EXERCISE INSTRUCTIONS:
Your task is to print all of the data word for word.
________
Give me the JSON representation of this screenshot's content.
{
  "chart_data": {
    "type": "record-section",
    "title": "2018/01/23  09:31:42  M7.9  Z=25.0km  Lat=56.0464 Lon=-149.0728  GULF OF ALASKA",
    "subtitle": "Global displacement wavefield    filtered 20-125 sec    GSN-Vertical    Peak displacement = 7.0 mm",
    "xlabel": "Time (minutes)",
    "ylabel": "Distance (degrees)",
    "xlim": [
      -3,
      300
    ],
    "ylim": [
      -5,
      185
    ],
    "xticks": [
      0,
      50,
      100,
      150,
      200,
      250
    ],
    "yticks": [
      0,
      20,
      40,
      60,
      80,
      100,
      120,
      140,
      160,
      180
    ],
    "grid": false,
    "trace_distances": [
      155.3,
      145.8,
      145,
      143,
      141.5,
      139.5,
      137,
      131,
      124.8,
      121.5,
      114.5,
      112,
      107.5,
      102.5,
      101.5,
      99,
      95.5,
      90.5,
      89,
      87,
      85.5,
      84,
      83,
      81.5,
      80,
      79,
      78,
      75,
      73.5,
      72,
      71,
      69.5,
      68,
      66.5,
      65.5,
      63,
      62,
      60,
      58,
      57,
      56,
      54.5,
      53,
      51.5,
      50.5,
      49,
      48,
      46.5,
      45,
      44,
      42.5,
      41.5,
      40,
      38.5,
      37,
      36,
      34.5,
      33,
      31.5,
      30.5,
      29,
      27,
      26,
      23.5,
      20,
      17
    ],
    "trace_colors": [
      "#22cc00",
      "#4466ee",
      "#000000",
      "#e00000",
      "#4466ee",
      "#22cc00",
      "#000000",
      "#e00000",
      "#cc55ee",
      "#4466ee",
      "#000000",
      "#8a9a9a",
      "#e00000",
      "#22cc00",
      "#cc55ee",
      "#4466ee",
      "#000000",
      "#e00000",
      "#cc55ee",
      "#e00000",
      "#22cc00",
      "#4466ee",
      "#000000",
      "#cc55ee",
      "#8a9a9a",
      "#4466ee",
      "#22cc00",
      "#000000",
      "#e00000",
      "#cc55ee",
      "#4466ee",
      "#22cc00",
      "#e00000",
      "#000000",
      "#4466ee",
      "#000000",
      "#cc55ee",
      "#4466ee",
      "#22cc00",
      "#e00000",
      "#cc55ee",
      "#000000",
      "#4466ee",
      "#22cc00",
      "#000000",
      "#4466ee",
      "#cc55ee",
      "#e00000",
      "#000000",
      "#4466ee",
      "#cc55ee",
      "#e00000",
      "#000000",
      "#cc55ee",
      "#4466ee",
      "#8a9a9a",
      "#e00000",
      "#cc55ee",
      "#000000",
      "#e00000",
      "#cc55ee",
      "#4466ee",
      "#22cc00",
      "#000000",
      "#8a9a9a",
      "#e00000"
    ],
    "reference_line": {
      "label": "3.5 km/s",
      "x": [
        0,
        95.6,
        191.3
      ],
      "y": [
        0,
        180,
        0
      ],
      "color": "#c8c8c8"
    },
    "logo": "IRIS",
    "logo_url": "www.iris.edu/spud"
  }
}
________
CORRECT ANSWER:
Give me the JSON representation of this screenshot's content.
{
  "chart_data": {
    "type": "record-section",
    "title": "2018/01/23  09:31:42  M7.9  Z=25.0km  Lat=56.0464 Lon=-149.0728  GULF OF ALASKA",
    "subtitle": "Global displacement wavefield    filtered 20-125 sec    GSN-Vertical    Peak displacement = 7.0 mm",
    "xlabel": "Time (minutes)",
    "ylabel": "Distance (degrees)",
    "xlim": [
      -3,
      300
    ],
    "ylim": [
      -5,
      185
    ],
    "xticks": [
      0,
      50,
      100,
      150,
      200,
      250
    ],
    "yticks": [
      0,
      20,
      40,
      60,
      80,
      100,
      120,
      140,
      160,
      180
    ],
    "grid": false,
    "trace_distances": [
      155.3,
      145.8,
      145,
      143,
      141.5,
      139.5,
      137,
      131,
      124.8,
      121.5,
      114.5,
      112,
      107.5,
      102.5,
      101.5,
      99,
      95.5,
      90.5,
      89,
      87,
      85.5,
      84,
      83,
      81.5,
      80,
      79,
      78,
      75,
      73.5,
      72,
      71,
      69.5,
      68,
      66.5,
      65.5,
      63,
      62,
      60,
      58,
      57,
      56,
      54.5,
      53,
      51.5,
      50.5,
      49,
      48,
      46.5,
      45,
      44,
      42.5,
      41.5,
      40,
      38.5,
      37,
      36,
      34.5,
      33,
      31.5,
      30.5,
      29,
      27,
      26,
      23.5,
      20,
      17
    ],
    "trace_colors": [
      "#22cc00",
      "#4466ee",
      "#000000",
      "#e00000",
      "#4466ee",
      "#22cc00",
      "#000000",
      "#e00000",
      "#cc55ee",
      "#4466ee",
      "#000000",
      "#8a9a9a",
      "#e00000",
      "#22cc00",
      "#cc55ee",
      "#4466ee",
      "#000000",
      "#e00000",
      "#cc55ee",
      "#e00000",
      "#22cc00",
      "#4466ee",
      "#000000",
      "#cc55ee",
      "#8a9a9a",
      "#4466ee",
      "#22cc00",
      "#000000",
      "#e00000",
      "#cc55ee",
      "#4466ee",
      "#22cc00",
      "#e00000",
      "#000000",
      "#4466ee",
      "#000000",
      "#cc55ee",
      "#4466ee",
      "#22cc00",
      "#e00000",
      "#cc55ee",
      "#000000",
      "#4466ee",
      "#22cc00",
      "#000000",
      "#4466ee",
      "#cc55ee",
      "#e00000",
      "#000000",
      "#4466ee",
      "#cc55ee",
      "#e00000",
      "#000000",
      "#cc55ee",
      "#4466ee",
      "#8a9a9a",
      "#e00000",
      "#cc55ee",
      "#000000",
      "#e00000",
      "#cc55ee",
      "#4466ee",
      "#22cc00",
      "#000000",
      "#8a9a9a",
      "#e00000"
    ],
    "reference_line": {
      "label": "3.5 km/s",
      "x": [
        0,
        95.6,
        191.3
      ],
      "y": [
        0,
        180,
        0
      ],
      "color": "#c8c8c8"
    },
    "logo": "IRIS",
    "logo_url": "www.iris.edu/spud"
  }
}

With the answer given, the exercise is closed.